— Job —
Return the listing below exactly, with the pictures dropped.

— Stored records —
────────────────────────────────────────

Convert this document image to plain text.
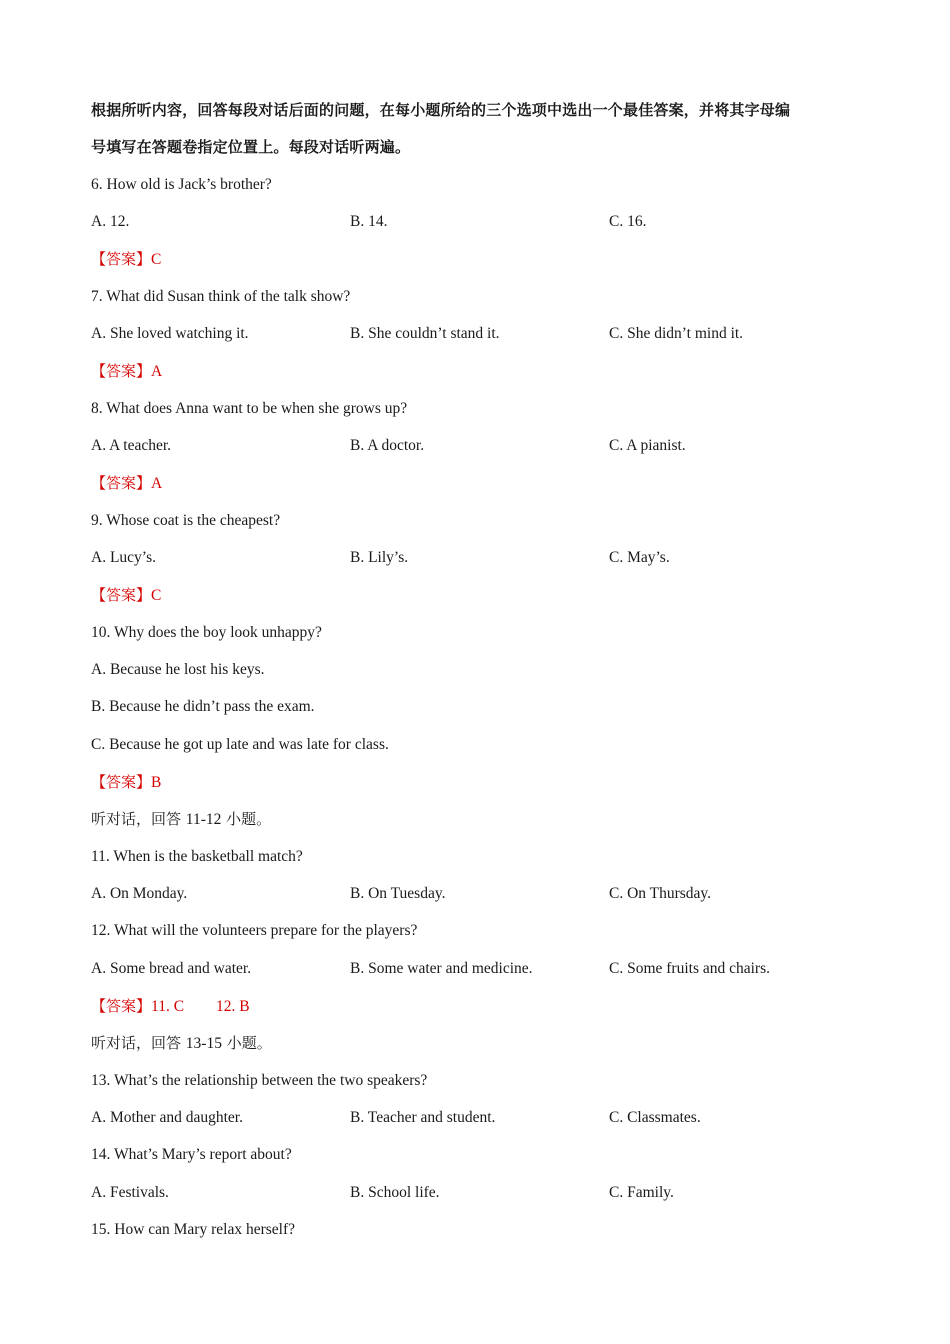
根据所听内容，回答每段对话后面的问题，在每小题所给的三个选项中选出一个最佳答案，并将其字母编
号填写在答题卷指定位置上。每段对话听两遍。
6. How old is Jack’s brother?
A. 12.	B. 14.	C. 16.
【答案】C
7. What did Susan think of the talk show?
A. She loved watching it.	B. She couldn’t stand it.	C. She didn’t mind it.
【答案】A
8. What does Anna want to be when she grows up?
A. A teacher.	B. A doctor.	C. A pianist.
【答案】A
9. Whose coat is the cheapest?
A. Lucy’s.	B. Lily’s.	C. May’s.
【答案】C
10. Why does the boy look unhappy?
A. Because he lost his keys.
B. Because he didn’t pass the exam.
C. Because he got up late and was late for class.
【答案】B
听对话，回答 11-12 小题。
11. When is the basketball match?
A. On Monday.	B. On Tuesday.	C. On Thursday.
12. What will the volunteers prepare for the players?
A. Some bread and water.	B. Some water and medicine.	C. Some fruits and chairs.
【答案】11. C 12. B
听对话，回答 13-15 小题。
13. What’s the relationship between the two speakers?
A. Mother and daughter.	B. Teacher and student.	C. Classmates.
14. What’s Mary’s report about?
A. Festivals.	B. School life.	C. Family.
15. How can Mary relax herself?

────────────────────────────────────────

— Task result —
Convert this document image to plain text.
根据所听内容，回答每段对话后面的问题，在每小题所给的三个选项中选出一个最佳答案，并将其字母编
号填写在答题卷指定位置上。每段对话听两遍。
6. How old is Jack’s brother?
A. 12.	B. 14.	C. 16.
【答案】C
7. What did Susan think of the talk show?
A. She loved watching it.	B. She couldn’t stand it.	C. She didn’t mind it.
【答案】A
8. What does Anna want to be when she grows up?
A. A teacher.	B. A doctor.	C. A pianist.
【答案】A
9. Whose coat is the cheapest?
A. Lucy’s.	B. Lily’s.	C. May’s.
【答案】C
10. Why does the boy look unhappy?
A. Because he lost his keys.
B. Because he didn’t pass the exam.
C. Because he got up late and was late for class.
【答案】B
听对话，回答 11-12 小题。
11. When is the basketball match?
A. On Monday.	B. On Tuesday.	C. On Thursday.
12. What will the volunteers prepare for the players?
A. Some bread and water.	B. Some water and medicine.	C. Some fruits and chairs.
【答案】11. C 12. B
听对话，回答 13-15 小题。
13. What’s the relationship between the two speakers?
A. Mother and daughter.	B. Teacher and student.	C. Classmates.
14. What’s Mary’s report about?
A. Festivals.	B. School life.	C. Family.
15. How can Mary relax herself?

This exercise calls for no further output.